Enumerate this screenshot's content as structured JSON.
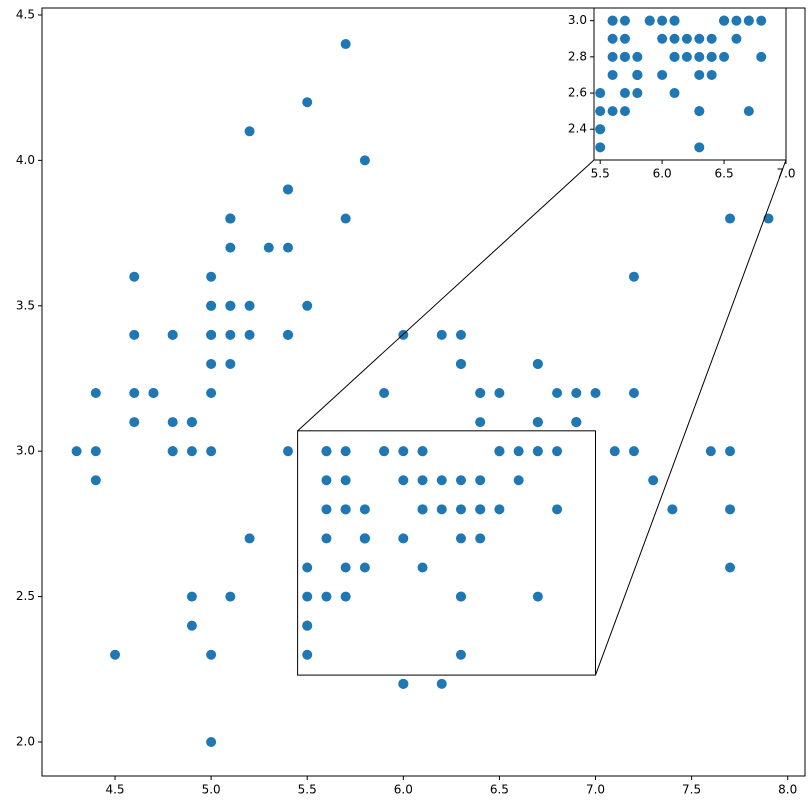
{
  "chart_data": {
    "type": "scatter",
    "color": "#1f77b4",
    "x": [
      5.1,
      4.9,
      4.7,
      4.6,
      5.0,
      5.4,
      4.6,
      5.0,
      4.4,
      4.9,
      5.4,
      4.8,
      4.8,
      4.3,
      5.8,
      5.7,
      5.4,
      5.1,
      5.7,
      5.1,
      5.4,
      5.1,
      4.6,
      5.1,
      4.8,
      5.0,
      5.0,
      5.2,
      5.2,
      4.7,
      4.8,
      5.4,
      5.2,
      5.5,
      4.9,
      5.0,
      5.5,
      4.9,
      4.4,
      5.1,
      5.0,
      4.5,
      4.4,
      5.0,
      5.1,
      4.8,
      5.1,
      4.6,
      5.3,
      5.0,
      7.0,
      6.4,
      6.9,
      5.5,
      6.5,
      5.7,
      6.3,
      4.9,
      6.6,
      5.2,
      5.0,
      5.9,
      6.0,
      6.1,
      5.6,
      6.7,
      5.6,
      5.8,
      6.2,
      5.6,
      5.9,
      6.1,
      6.3,
      6.1,
      6.4,
      6.6,
      6.8,
      6.7,
      6.0,
      5.7,
      5.5,
      5.5,
      5.8,
      6.0,
      5.4,
      6.0,
      6.7,
      6.3,
      5.6,
      5.5,
      5.5,
      6.1,
      5.8,
      5.0,
      5.6,
      5.7,
      5.7,
      6.2,
      5.1,
      5.7,
      6.3,
      5.8,
      7.1,
      6.3,
      6.5,
      7.6,
      4.9,
      7.3,
      6.7,
      7.2,
      6.5,
      6.4,
      6.8,
      5.7,
      5.8,
      6.4,
      6.5,
      7.7,
      7.7,
      6.0,
      6.9,
      5.6,
      7.7,
      6.3,
      6.7,
      7.2,
      6.2,
      6.1,
      6.4,
      7.2,
      7.4,
      7.9,
      6.4,
      6.3,
      6.1,
      7.7,
      6.3,
      6.4,
      6.0,
      6.9,
      6.7,
      6.9,
      5.8,
      6.8,
      6.7,
      6.7,
      6.3,
      6.5,
      6.2,
      5.9
    ],
    "y": [
      3.5,
      3.0,
      3.2,
      3.1,
      3.6,
      3.9,
      3.4,
      3.4,
      2.9,
      3.1,
      3.7,
      3.4,
      3.0,
      3.0,
      4.0,
      4.4,
      3.9,
      3.5,
      3.8,
      3.8,
      3.4,
      3.7,
      3.6,
      3.3,
      3.4,
      3.0,
      3.4,
      3.5,
      3.4,
      3.2,
      3.1,
      3.4,
      4.1,
      4.2,
      3.1,
      3.2,
      3.5,
      3.1,
      3.0,
      3.4,
      3.5,
      2.3,
      3.2,
      3.5,
      3.8,
      3.0,
      3.8,
      3.2,
      3.7,
      3.3,
      3.2,
      3.2,
      3.1,
      2.3,
      2.8,
      2.8,
      3.3,
      2.4,
      2.9,
      2.7,
      2.0,
      3.0,
      2.2,
      2.9,
      2.9,
      3.1,
      3.0,
      2.7,
      2.2,
      2.5,
      3.2,
      2.8,
      2.5,
      2.8,
      2.9,
      3.0,
      2.8,
      3.0,
      2.9,
      2.6,
      2.4,
      2.4,
      2.7,
      2.7,
      3.0,
      3.4,
      3.1,
      2.3,
      3.0,
      2.5,
      2.6,
      3.0,
      2.6,
      2.3,
      2.7,
      3.0,
      2.9,
      2.9,
      2.5,
      2.8,
      3.3,
      2.7,
      3.0,
      2.9,
      3.0,
      3.0,
      2.5,
      2.9,
      2.5,
      3.6,
      3.2,
      2.7,
      3.0,
      2.5,
      2.8,
      3.2,
      3.0,
      3.8,
      2.6,
      2.2,
      3.2,
      2.8,
      2.8,
      2.7,
      3.3,
      3.2,
      2.8,
      3.0,
      2.8,
      3.0,
      2.8,
      3.8,
      2.8,
      2.8,
      2.6,
      3.0,
      3.4,
      3.1,
      3.0,
      3.1,
      3.1,
      3.1,
      2.7,
      3.2,
      3.3,
      3.0,
      2.5,
      3.0,
      3.4,
      3.0
    ],
    "xlim": [
      4.12,
      8.09
    ],
    "ylim": [
      1.883,
      4.524
    ],
    "xticks": [
      4.5,
      {
        "value": 5.0,
        "label": "5.0"
      },
      5.5,
      {
        "value": 6.0,
        "label": "6.0"
      },
      6.5,
      {
        "value": 7.0,
        "label": "7.0"
      },
      7.5,
      {
        "value": 8.0,
        "label": "8.0"
      }
    ],
    "yticks": [
      {
        "value": 2.0,
        "label": "2.0"
      },
      2.5,
      {
        "value": 3.0,
        "label": "3.0"
      },
      3.5,
      {
        "value": 4.0,
        "label": "4.0"
      },
      4.5
    ],
    "inset": {
      "xlim": [
        5.45,
        7.0
      ],
      "ylim": [
        2.23,
        3.07
      ],
      "xticks": [
        5.5,
        {
          "value": 6.0,
          "label": "6.0"
        },
        6.5,
        {
          "value": 7.0,
          "label": "7.0"
        }
      ],
      "yticks": [
        2.4,
        2.6,
        2.8,
        {
          "value": 3.0,
          "label": "3.0"
        }
      ]
    }
  }
}
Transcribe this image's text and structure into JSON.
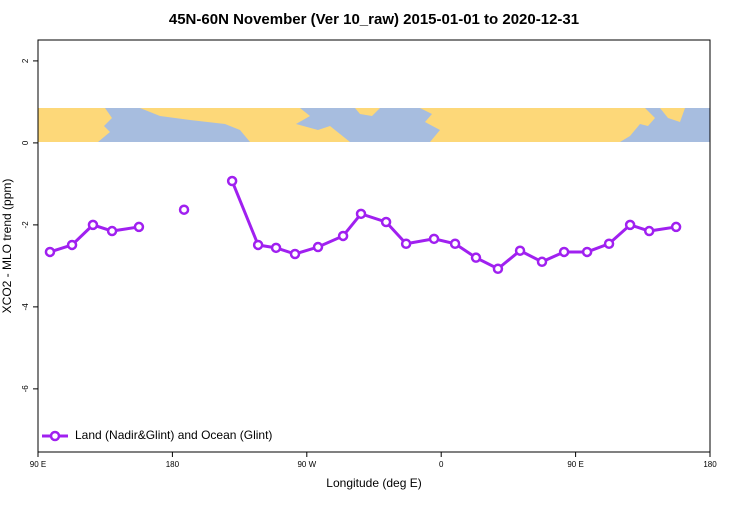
{
  "chart_data": {
    "type": "line",
    "title": "45N-60N November (Ver 10_raw)   2015-01-01 to 2020-12-31",
    "x_label": "Longitude (deg E)",
    "y_label": "XCO2 - MLO trend (ppm)",
    "xlim": [
      90,
      540
    ],
    "ylim": [
      -7.54,
      2.51
    ],
    "xticks": [
      {
        "value": 90,
        "label": "90 E"
      },
      {
        "value": 180,
        "label": "180"
      },
      {
        "value": 270,
        "label": "90 W"
      },
      {
        "value": 360,
        "label": "0"
      },
      {
        "value": 450,
        "label": "90 E"
      },
      {
        "value": 540,
        "label": "180"
      }
    ],
    "yticks": [
      2,
      0,
      -2,
      -4,
      -6
    ],
    "legend": "bottom-left",
    "series": [
      {
        "name": "Land (Nadir&Glint) and Ocean (Glint)",
        "color": "#a020f0",
        "x": [
          98,
          112.8,
          126.8,
          139.6,
          157.6,
          172.5,
          187.8,
          204,
          220,
          237.4,
          249.4,
          262.1,
          277.5,
          294.3,
          306.3,
          323.1,
          336.5,
          355.2,
          369.3,
          383.3,
          398,
          412.8,
          427.5,
          442.3,
          457.7,
          472.4,
          486.5,
          499.3,
          517.3
        ],
        "values": [
          -2.66,
          -2.49,
          -2.0,
          -2.15,
          -2.05,
          null,
          -1.63,
          null,
          -0.93,
          -2.49,
          -2.56,
          -2.71,
          -2.54,
          -2.27,
          -1.73,
          -1.93,
          -2.46,
          -2.34,
          -2.46,
          -2.8,
          -3.07,
          -2.63,
          -2.9,
          -2.66,
          -2.66,
          -2.46,
          -2.0,
          -2.15,
          -2.05
        ]
      }
    ]
  }
}
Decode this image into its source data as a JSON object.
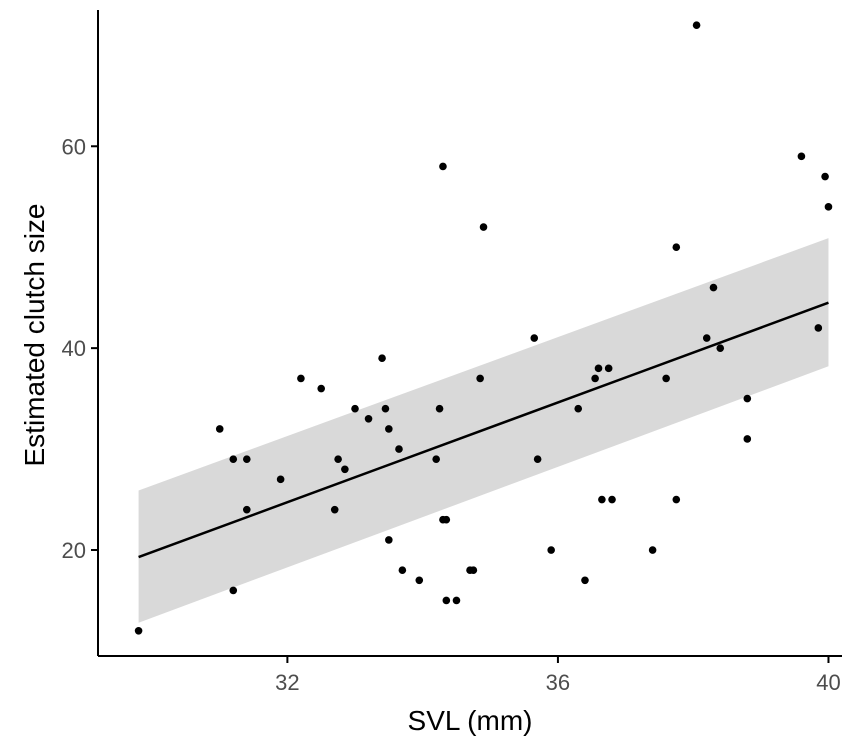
{
  "chart_data": {
    "type": "scatter",
    "title": "",
    "xlabel": "SVL (mm)",
    "ylabel": "Estimated clutch size",
    "xlim": [
      29.2,
      40.2
    ],
    "ylim": [
      9.5,
      73.5
    ],
    "xticks": [
      32,
      36,
      40
    ],
    "yticks": [
      20,
      40,
      60
    ],
    "x_tick_labels": [
      "32",
      "36",
      "40"
    ],
    "y_tick_labels": [
      "20",
      "40",
      "60"
    ],
    "grid": false,
    "legend": "none",
    "points": [
      [
        29.8,
        12
      ],
      [
        31.0,
        32
      ],
      [
        31.2,
        29
      ],
      [
        31.2,
        16
      ],
      [
        31.4,
        29
      ],
      [
        31.4,
        24
      ],
      [
        31.9,
        27
      ],
      [
        32.2,
        37
      ],
      [
        32.5,
        36
      ],
      [
        32.7,
        24
      ],
      [
        32.75,
        29
      ],
      [
        32.85,
        28
      ],
      [
        33.0,
        34
      ],
      [
        33.2,
        33
      ],
      [
        33.4,
        39
      ],
      [
        33.45,
        34
      ],
      [
        33.5,
        32
      ],
      [
        33.5,
        21
      ],
      [
        33.65,
        30
      ],
      [
        33.7,
        18
      ],
      [
        33.95,
        17
      ],
      [
        34.2,
        29
      ],
      [
        34.25,
        34
      ],
      [
        34.3,
        23
      ],
      [
        34.35,
        23
      ],
      [
        34.3,
        58
      ],
      [
        34.35,
        15
      ],
      [
        34.5,
        15
      ],
      [
        34.7,
        18
      ],
      [
        34.75,
        18
      ],
      [
        34.85,
        37
      ],
      [
        34.9,
        52
      ],
      [
        35.65,
        41
      ],
      [
        35.7,
        29
      ],
      [
        35.9,
        20
      ],
      [
        36.3,
        34
      ],
      [
        36.4,
        17
      ],
      [
        36.55,
        37
      ],
      [
        36.6,
        38
      ],
      [
        36.65,
        25
      ],
      [
        36.75,
        38
      ],
      [
        36.8,
        25
      ],
      [
        37.4,
        20
      ],
      [
        37.6,
        37
      ],
      [
        37.75,
        50
      ],
      [
        37.75,
        25
      ],
      [
        38.05,
        72
      ],
      [
        38.2,
        41
      ],
      [
        38.3,
        46
      ],
      [
        38.4,
        40
      ],
      [
        38.8,
        35
      ],
      [
        38.8,
        31
      ],
      [
        39.6,
        59
      ],
      [
        39.85,
        42
      ],
      [
        39.95,
        57
      ],
      [
        40.0,
        54
      ]
    ],
    "fit": {
      "x": [
        29.8,
        40.0
      ],
      "y": [
        19.3,
        44.5
      ],
      "ci_lower": [
        12.8,
        38.2
      ],
      "ci_upper": [
        25.9,
        50.9
      ]
    },
    "colors": {
      "points": "#000000",
      "fit_line": "#000000",
      "ci_band": "#d9d9d9",
      "axis": "#000000",
      "tick_label": "#4d4d4d"
    }
  }
}
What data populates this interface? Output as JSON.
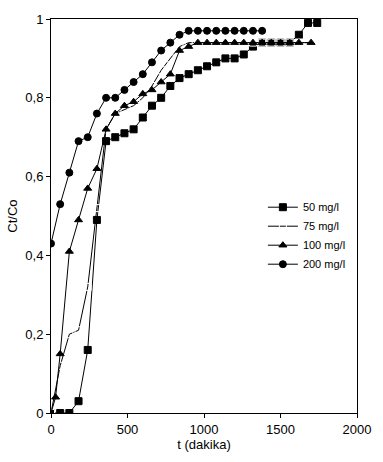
{
  "chart_data": {
    "type": "line",
    "x_label": "t (dakika)",
    "y_label": "Ct/Co",
    "xlim": [
      0,
      2000
    ],
    "ylim": [
      0,
      1
    ],
    "xticks": [
      0,
      500,
      1000,
      1500,
      2000
    ],
    "yticks": [
      0,
      {
        "value": 0.2,
        "label": "0,2"
      },
      {
        "value": 0.4,
        "label": "0,4"
      },
      {
        "value": 0.6,
        "label": "0,6"
      },
      {
        "value": 0.8,
        "label": "0,8"
      },
      1
    ],
    "grid": false,
    "legend": "right",
    "series": [
      {
        "name": "50 mg/l",
        "color": "#000000",
        "marker": "square",
        "x": [
          0,
          60,
          120,
          180,
          240,
          300,
          360,
          420,
          480,
          540,
          600,
          660,
          720,
          780,
          840,
          900,
          960,
          1020,
          1080,
          1140,
          1200,
          1260,
          1320,
          1380,
          1440,
          1500,
          1560,
          1620,
          1680,
          1740
        ],
        "values": [
          0,
          0,
          0,
          0.03,
          0.16,
          0.49,
          0.69,
          0.7,
          0.71,
          0.72,
          0.75,
          0.78,
          0.8,
          0.83,
          0.85,
          0.86,
          0.87,
          0.88,
          0.89,
          0.9,
          0.9,
          0.91,
          0.93,
          0.94,
          0.94,
          0.94,
          0.94,
          0.96,
          0.99,
          0.99
        ]
      },
      {
        "name": "75 mg/l",
        "color": "#000000",
        "marker": "square-open",
        "x": [
          0,
          60,
          120,
          180,
          240,
          300,
          360,
          420,
          480,
          540,
          600,
          660,
          720,
          780,
          840,
          900,
          960,
          1020,
          1080,
          1140,
          1200,
          1260,
          1320,
          1380,
          1440,
          1500,
          1560,
          1620,
          1680
        ],
        "values": [
          0,
          0.12,
          0.2,
          0.21,
          0.32,
          0.52,
          0.72,
          0.76,
          0.77,
          0.78,
          0.8,
          0.83,
          0.87,
          0.9,
          0.93,
          0.94,
          0.94,
          0.94,
          0.94,
          0.94,
          0.94,
          0.94,
          0.94,
          0.94,
          0.94,
          0.94,
          0.94,
          0.94,
          0.94
        ]
      },
      {
        "name": "100 mg/l",
        "color": "#000000",
        "marker": "triangle-up",
        "x": [
          0,
          30,
          60,
          120,
          180,
          240,
          300,
          360,
          420,
          480,
          540,
          600,
          660,
          720,
          780,
          840,
          900,
          960,
          1020,
          1080,
          1140,
          1200,
          1260,
          1320,
          1380,
          1440,
          1500,
          1560,
          1620,
          1700
        ],
        "values": [
          0,
          0.04,
          0.15,
          0.41,
          0.49,
          0.57,
          0.62,
          0.72,
          0.76,
          0.78,
          0.79,
          0.81,
          0.82,
          0.84,
          0.86,
          0.92,
          0.93,
          0.94,
          0.94,
          0.94,
          0.94,
          0.94,
          0.94,
          0.94,
          0.94,
          0.94,
          0.94,
          0.94,
          0.94,
          0.94
        ]
      },
      {
        "name": "200 mg/l",
        "color": "#000000",
        "marker": "circle",
        "x": [
          0,
          60,
          120,
          180,
          240,
          300,
          360,
          420,
          480,
          540,
          600,
          660,
          720,
          780,
          840,
          900,
          960,
          1020,
          1080,
          1140,
          1200,
          1260,
          1320,
          1380
        ],
        "values": [
          0.43,
          0.53,
          0.61,
          0.69,
          0.7,
          0.76,
          0.8,
          0.8,
          0.82,
          0.84,
          0.86,
          0.89,
          0.92,
          0.94,
          0.96,
          0.97,
          0.97,
          0.97,
          0.97,
          0.97,
          0.97,
          0.97,
          0.97,
          0.97
        ]
      }
    ]
  }
}
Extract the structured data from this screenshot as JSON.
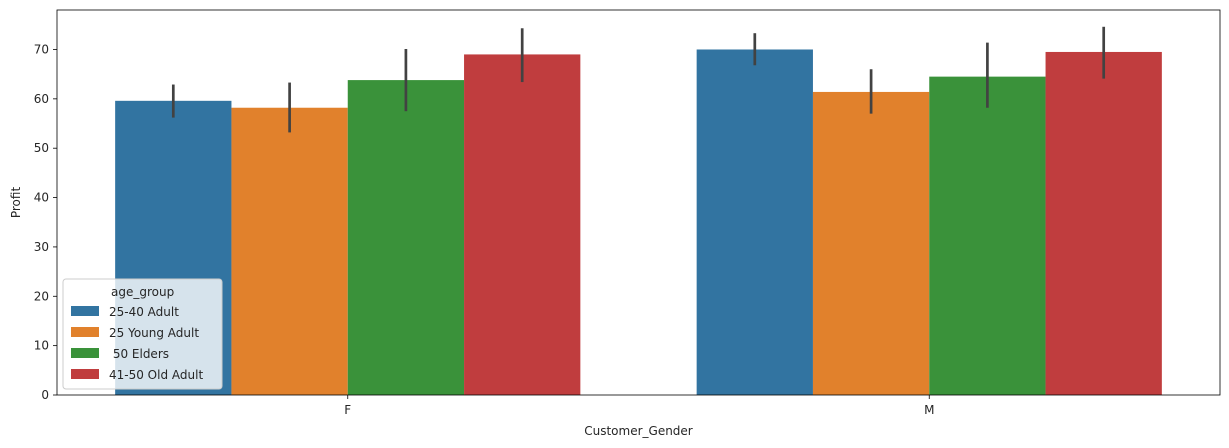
{
  "chart_data": {
    "type": "bar",
    "title": "",
    "xlabel": "Customer_Gender",
    "ylabel": "Profit",
    "categories": [
      "F",
      "M"
    ],
    "ylim": [
      0,
      78
    ],
    "yticks": [
      0,
      10,
      20,
      30,
      40,
      50,
      60,
      70
    ],
    "grid": false,
    "legend": {
      "title": "age_group",
      "placement": "lower-left"
    },
    "series": [
      {
        "name": "25-40 Adult",
        "color": "#3274a1",
        "values": [
          59.6,
          70.0
        ],
        "err_low": [
          56.2,
          66.8
        ],
        "err_high": [
          62.9,
          73.3
        ]
      },
      {
        "name": "25 Young Adult",
        "color": "#e1812c",
        "values": [
          58.2,
          61.4
        ],
        "err_low": [
          53.2,
          57.0
        ],
        "err_high": [
          63.3,
          66.0
        ]
      },
      {
        "name": " 50 Elders",
        "color": "#3a923a",
        "values": [
          63.8,
          64.5
        ],
        "err_low": [
          57.5,
          58.2
        ],
        "err_high": [
          70.1,
          71.4
        ]
      },
      {
        "name": "41-50 Old Adult",
        "color": "#c03d3e",
        "values": [
          69.0,
          69.5
        ],
        "err_low": [
          63.4,
          64.1
        ],
        "err_high": [
          74.3,
          74.6
        ]
      }
    ]
  }
}
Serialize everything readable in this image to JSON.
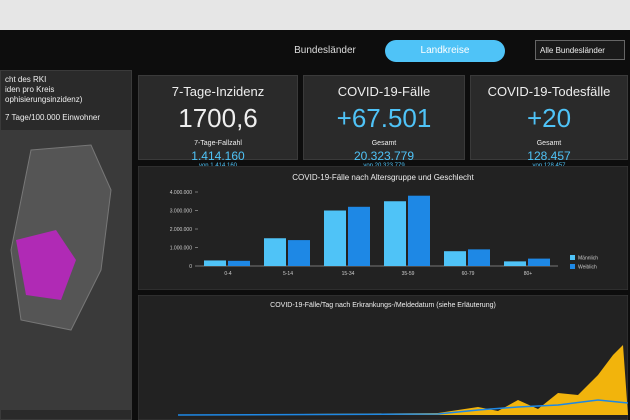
{
  "header": {
    "tabs": [
      "Bundesländer",
      "Landkreise"
    ],
    "active_tab": 1,
    "dropdown": "Alle Bundesländer"
  },
  "map_panel": {
    "title_lines": [
      "cht des RKI",
      "iden pro Kreis",
      "ophisierungsinzidenz)"
    ],
    "subtitle": "7 Tage/100.000 Einwohner"
  },
  "cards": [
    {
      "title": "7-Tage-Inzidenz",
      "value": "1700,6",
      "sub_label": "7-Tage-Fallzahl",
      "sub_value": "1.414.160",
      "note": "von 1.414.160"
    },
    {
      "title": "COVID-19-Fälle",
      "value": "+67.501",
      "sub_label": "Gesamt",
      "sub_value": "20.323.779",
      "note": "von 20.323.779"
    },
    {
      "title": "COVID-19-Todesfälle",
      "value": "+20",
      "sub_label": "Gesamt",
      "sub_value": "128.457",
      "note": "von 128.457"
    }
  ],
  "chart_data": {
    "type": "bar",
    "title": "COVID-19-Fälle nach Altersgruppe und Geschlecht",
    "categories": [
      "0-4",
      "5-14",
      "15-34",
      "35-59",
      "60-79",
      "80+"
    ],
    "series": [
      {
        "name": "Männlich",
        "color": "#4fc3f7",
        "values": [
          300000,
          1500000,
          3000000,
          3500000,
          800000,
          250000
        ]
      },
      {
        "name": "Weiblich",
        "color": "#1e88e5",
        "values": [
          280000,
          1400000,
          3200000,
          3800000,
          900000,
          400000
        ]
      }
    ],
    "ylim": [
      0,
      4000000
    ],
    "yticks": [
      0,
      {
        "value": 1000000,
        "label": "1.000.000"
      },
      {
        "value": 2000000,
        "label": "2.000.000"
      },
      {
        "value": 3000000,
        "label": "3.000.000"
      },
      {
        "value": 4000000,
        "label": "4.000.000"
      }
    ],
    "legend": "right"
  },
  "daily_chart": {
    "title": "COVID-19-Fälle/Tag nach Erkrankungs-/Meldedatum (siehe Erläuterung)"
  }
}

> [Exercise]
Return every line containing "ylabel".

> [Correct response]
    "ylabel": "Estimated clutch size",
    "ylabel": "Profit",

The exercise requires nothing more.